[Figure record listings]
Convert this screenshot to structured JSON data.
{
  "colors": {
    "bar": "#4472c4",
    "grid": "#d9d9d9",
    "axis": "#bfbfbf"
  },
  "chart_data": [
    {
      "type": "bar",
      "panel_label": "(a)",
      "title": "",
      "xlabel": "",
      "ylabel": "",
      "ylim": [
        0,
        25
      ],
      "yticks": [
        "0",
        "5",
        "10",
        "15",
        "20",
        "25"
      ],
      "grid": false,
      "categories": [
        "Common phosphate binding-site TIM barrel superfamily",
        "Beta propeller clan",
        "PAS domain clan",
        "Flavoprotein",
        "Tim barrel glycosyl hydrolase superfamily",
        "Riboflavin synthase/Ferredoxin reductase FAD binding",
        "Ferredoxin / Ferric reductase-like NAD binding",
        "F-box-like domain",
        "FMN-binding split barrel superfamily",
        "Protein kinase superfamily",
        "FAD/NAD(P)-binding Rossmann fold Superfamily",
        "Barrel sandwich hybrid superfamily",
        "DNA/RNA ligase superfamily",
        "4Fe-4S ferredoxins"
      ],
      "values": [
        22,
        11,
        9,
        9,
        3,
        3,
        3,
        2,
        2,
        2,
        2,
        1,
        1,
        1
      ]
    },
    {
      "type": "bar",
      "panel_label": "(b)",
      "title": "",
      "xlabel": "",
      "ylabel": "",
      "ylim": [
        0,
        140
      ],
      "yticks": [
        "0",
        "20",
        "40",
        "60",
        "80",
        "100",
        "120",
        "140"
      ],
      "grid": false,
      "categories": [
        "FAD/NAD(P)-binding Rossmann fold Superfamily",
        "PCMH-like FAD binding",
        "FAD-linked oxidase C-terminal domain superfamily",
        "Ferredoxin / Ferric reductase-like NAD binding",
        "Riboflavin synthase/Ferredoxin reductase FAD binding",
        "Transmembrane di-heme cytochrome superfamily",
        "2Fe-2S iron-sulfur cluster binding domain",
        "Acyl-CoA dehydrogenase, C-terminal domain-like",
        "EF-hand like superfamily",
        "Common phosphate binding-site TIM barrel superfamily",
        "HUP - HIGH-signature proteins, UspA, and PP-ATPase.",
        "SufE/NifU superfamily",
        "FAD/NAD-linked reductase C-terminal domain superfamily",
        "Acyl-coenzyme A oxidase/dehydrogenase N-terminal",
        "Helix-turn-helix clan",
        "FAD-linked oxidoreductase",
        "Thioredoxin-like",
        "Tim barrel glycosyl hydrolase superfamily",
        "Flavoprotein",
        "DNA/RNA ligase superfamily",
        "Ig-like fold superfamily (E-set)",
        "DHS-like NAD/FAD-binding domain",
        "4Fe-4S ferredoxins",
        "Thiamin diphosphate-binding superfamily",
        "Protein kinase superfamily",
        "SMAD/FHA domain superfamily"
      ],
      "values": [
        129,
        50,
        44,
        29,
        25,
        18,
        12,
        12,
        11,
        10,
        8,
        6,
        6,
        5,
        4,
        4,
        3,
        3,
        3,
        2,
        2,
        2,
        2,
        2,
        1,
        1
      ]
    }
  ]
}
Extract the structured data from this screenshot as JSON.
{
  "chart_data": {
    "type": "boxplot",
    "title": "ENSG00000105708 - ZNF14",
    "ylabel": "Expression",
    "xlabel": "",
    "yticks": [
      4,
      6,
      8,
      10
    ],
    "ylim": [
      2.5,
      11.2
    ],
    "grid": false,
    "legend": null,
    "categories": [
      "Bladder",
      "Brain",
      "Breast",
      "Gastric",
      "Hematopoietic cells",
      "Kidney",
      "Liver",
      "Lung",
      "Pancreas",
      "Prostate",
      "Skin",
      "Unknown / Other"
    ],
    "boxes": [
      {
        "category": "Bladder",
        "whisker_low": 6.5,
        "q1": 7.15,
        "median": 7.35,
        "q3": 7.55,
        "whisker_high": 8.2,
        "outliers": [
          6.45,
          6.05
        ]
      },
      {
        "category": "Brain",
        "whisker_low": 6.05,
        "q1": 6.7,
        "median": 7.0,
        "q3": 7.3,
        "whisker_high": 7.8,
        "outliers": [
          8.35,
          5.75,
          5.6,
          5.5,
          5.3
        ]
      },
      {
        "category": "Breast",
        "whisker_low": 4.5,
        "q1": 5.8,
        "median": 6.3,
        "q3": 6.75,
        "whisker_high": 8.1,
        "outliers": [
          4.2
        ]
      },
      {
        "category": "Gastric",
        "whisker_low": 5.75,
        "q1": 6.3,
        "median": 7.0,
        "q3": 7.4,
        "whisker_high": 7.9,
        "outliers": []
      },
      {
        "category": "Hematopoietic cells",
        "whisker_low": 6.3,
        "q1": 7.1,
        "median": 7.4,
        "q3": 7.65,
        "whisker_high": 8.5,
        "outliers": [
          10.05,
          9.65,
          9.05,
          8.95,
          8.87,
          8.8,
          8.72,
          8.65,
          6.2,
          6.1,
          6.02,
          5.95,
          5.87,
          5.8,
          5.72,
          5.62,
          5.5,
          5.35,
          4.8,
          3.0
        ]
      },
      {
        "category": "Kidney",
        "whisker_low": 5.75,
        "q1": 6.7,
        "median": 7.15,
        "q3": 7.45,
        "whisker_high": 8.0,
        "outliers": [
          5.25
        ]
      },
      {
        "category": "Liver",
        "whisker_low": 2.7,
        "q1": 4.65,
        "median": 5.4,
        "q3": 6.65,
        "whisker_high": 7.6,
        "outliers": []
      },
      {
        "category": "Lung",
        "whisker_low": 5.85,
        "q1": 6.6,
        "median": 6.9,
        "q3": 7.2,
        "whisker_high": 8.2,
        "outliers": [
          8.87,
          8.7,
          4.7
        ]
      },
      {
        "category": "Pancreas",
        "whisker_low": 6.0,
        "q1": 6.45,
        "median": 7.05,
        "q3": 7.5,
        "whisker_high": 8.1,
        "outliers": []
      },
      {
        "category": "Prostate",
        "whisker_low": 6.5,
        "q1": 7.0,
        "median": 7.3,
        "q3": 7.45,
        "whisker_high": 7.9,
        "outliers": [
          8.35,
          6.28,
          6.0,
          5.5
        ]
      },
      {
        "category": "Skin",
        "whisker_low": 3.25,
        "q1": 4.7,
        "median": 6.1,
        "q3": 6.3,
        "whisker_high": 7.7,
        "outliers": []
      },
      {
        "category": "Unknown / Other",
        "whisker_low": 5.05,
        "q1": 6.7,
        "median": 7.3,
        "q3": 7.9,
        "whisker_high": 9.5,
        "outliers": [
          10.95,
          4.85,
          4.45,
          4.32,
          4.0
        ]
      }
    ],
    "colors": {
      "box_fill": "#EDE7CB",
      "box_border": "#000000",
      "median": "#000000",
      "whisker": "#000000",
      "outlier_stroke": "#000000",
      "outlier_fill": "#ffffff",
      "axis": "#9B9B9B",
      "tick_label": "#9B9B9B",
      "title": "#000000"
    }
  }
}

WHAT YOU HAVE TO DO: Nothing in the records may change; write them out again in full.

RESPONSE TO THIS TASK:
Convert this screenshot to structured JSON data.
{
  "colors": {
    "bar": "#4472c4",
    "grid": "#d9d9d9",
    "axis": "#bfbfbf"
  },
  "chart_data": [
    {
      "type": "bar",
      "panel_label": "(a)",
      "title": "",
      "xlabel": "",
      "ylabel": "",
      "ylim": [
        0,
        25
      ],
      "yticks": [
        "0",
        "5",
        "10",
        "15",
        "20",
        "25"
      ],
      "grid": false,
      "categories": [
        "Common phosphate binding-site TIM barrel superfamily",
        "Beta propeller clan",
        "PAS domain clan",
        "Flavoprotein",
        "Tim barrel glycosyl hydrolase superfamily",
        "Riboflavin synthase/Ferredoxin reductase FAD binding",
        "Ferredoxin / Ferric reductase-like NAD binding",
        "F-box-like domain",
        "FMN-binding split barrel superfamily",
        "Protein kinase superfamily",
        "FAD/NAD(P)-binding Rossmann fold Superfamily",
        "Barrel sandwich hybrid superfamily",
        "DNA/RNA ligase superfamily",
        "4Fe-4S ferredoxins"
      ],
      "values": [
        22,
        11,
        9,
        9,
        3,
        3,
        3,
        2,
        2,
        2,
        2,
        1,
        1,
        1
      ]
    },
    {
      "type": "bar",
      "panel_label": "(b)",
      "title": "",
      "xlabel": "",
      "ylabel": "",
      "ylim": [
        0,
        140
      ],
      "yticks": [
        "0",
        "20",
        "40",
        "60",
        "80",
        "100",
        "120",
        "140"
      ],
      "grid": false,
      "categories": [
        "FAD/NAD(P)-binding Rossmann fold Superfamily",
        "PCMH-like FAD binding",
        "FAD-linked oxidase C-terminal domain superfamily",
        "Ferredoxin / Ferric reductase-like NAD binding",
        "Riboflavin synthase/Ferredoxin reductase FAD binding",
        "Transmembrane di-heme cytochrome superfamily",
        "2Fe-2S iron-sulfur cluster binding domain",
        "Acyl-CoA dehydrogenase, C-terminal domain-like",
        "EF-hand like superfamily",
        "Common phosphate binding-site TIM barrel superfamily",
        "HUP - HIGH-signature proteins, UspA, and PP-ATPase.",
        "SufE/NifU superfamily",
        "FAD/NAD-linked reductase C-terminal domain superfamily",
        "Acyl-coenzyme A oxidase/dehydrogenase N-terminal",
        "Helix-turn-helix clan",
        "FAD-linked oxidoreductase",
        "Thioredoxin-like",
        "Tim barrel glycosyl hydrolase superfamily",
        "Flavoprotein",
        "DNA/RNA ligase superfamily",
        "Ig-like fold superfamily (E-set)",
        "DHS-like NAD/FAD-binding domain",
        "4Fe-4S ferredoxins",
        "Thiamin diphosphate-binding superfamily",
        "Protein kinase superfamily",
        "SMAD/FHA domain superfamily"
      ],
      "values": [
        129,
        50,
        44,
        29,
        25,
        18,
        12,
        12,
        11,
        10,
        8,
        6,
        6,
        5,
        4,
        4,
        3,
        3,
        3,
        2,
        2,
        2,
        2,
        2,
        1,
        1
      ]
    }
  ]
}
Extract the structured data from this screenshot as JSON.
{
  "chart_data": {
    "type": "boxplot",
    "title": "ENSG00000105708 - ZNF14",
    "ylabel": "Expression",
    "xlabel": "",
    "yticks": [
      4,
      6,
      8,
      10
    ],
    "ylim": [
      2.5,
      11.2
    ],
    "grid": false,
    "legend": null,
    "categories": [
      "Bladder",
      "Brain",
      "Breast",
      "Gastric",
      "Hematopoietic cells",
      "Kidney",
      "Liver",
      "Lung",
      "Pancreas",
      "Prostate",
      "Skin",
      "Unknown / Other"
    ],
    "boxes": [
      {
        "category": "Bladder",
        "whisker_low": 6.5,
        "q1": 7.15,
        "median": 7.35,
        "q3": 7.55,
        "whisker_high": 8.2,
        "outliers": [
          6.45,
          6.05
        ]
      },
      {
        "category": "Brain",
        "whisker_low": 6.05,
        "q1": 6.7,
        "median": 7.0,
        "q3": 7.3,
        "whisker_high": 7.8,
        "outliers": [
          8.35,
          5.75,
          5.6,
          5.5,
          5.3
        ]
      },
      {
        "category": "Breast",
        "whisker_low": 4.5,
        "q1": 5.8,
        "median": 6.3,
        "q3": 6.75,
        "whisker_high": 8.1,
        "outliers": [
          4.2
        ]
      },
      {
        "category": "Gastric",
        "whisker_low": 5.75,
        "q1": 6.3,
        "median": 7.0,
        "q3": 7.4,
        "whisker_high": 7.9,
        "outliers": []
      },
      {
        "category": "Hematopoietic cells",
        "whisker_low": 6.3,
        "q1": 7.1,
        "median": 7.4,
        "q3": 7.65,
        "whisker_high": 8.5,
        "outliers": [
          10.05,
          9.65,
          9.05,
          8.95,
          8.87,
          8.8,
          8.72,
          8.65,
          6.2,
          6.1,
          6.02,
          5.95,
          5.87,
          5.8,
          5.72,
          5.62,
          5.5,
          5.35,
          4.8,
          3.0
        ]
      },
      {
        "category": "Kidney",
        "whisker_low": 5.75,
        "q1": 6.7,
        "median": 7.15,
        "q3": 7.45,
        "whisker_high": 8.0,
        "outliers": [
          5.25
        ]
      },
      {
        "category": "Liver",
        "whisker_low": 2.7,
        "q1": 4.65,
        "median": 5.4,
        "q3": 6.65,
        "whisker_high": 7.6,
        "outliers": []
      },
      {
        "category": "Lung",
        "whisker_low": 5.85,
        "q1": 6.6,
        "median": 6.9,
        "q3": 7.2,
        "whisker_high": 8.2,
        "outliers": [
          8.87,
          8.7,
          4.7
        ]
      },
      {
        "category": "Pancreas",
        "whisker_low": 6.0,
        "q1": 6.45,
        "median": 7.05,
        "q3": 7.5,
        "whisker_high": 8.1,
        "outliers": []
      },
      {
        "category": "Prostate",
        "whisker_low": 6.5,
        "q1": 7.0,
        "median": 7.3,
        "q3": 7.45,
        "whisker_high": 7.9,
        "outliers": [
          8.35,
          6.28,
          6.0,
          5.5
        ]
      },
      {
        "category": "Skin",
        "whisker_low": 3.25,
        "q1": 4.7,
        "median": 6.1,
        "q3": 6.3,
        "whisker_high": 7.7,
        "outliers": []
      },
      {
        "category": "Unknown / Other",
        "whisker_low": 5.05,
        "q1": 6.7,
        "median": 7.3,
        "q3": 7.9,
        "whisker_high": 9.5,
        "outliers": [
          10.95,
          4.85,
          4.45,
          4.32,
          4.0
        ]
      }
    ],
    "colors": {
      "box_fill": "#EDE7CB",
      "box_border": "#000000",
      "median": "#000000",
      "whisker": "#000000",
      "outlier_stroke": "#000000",
      "outlier_fill": "#ffffff",
      "axis": "#9B9B9B",
      "tick_label": "#9B9B9B",
      "title": "#000000"
    }
  }
}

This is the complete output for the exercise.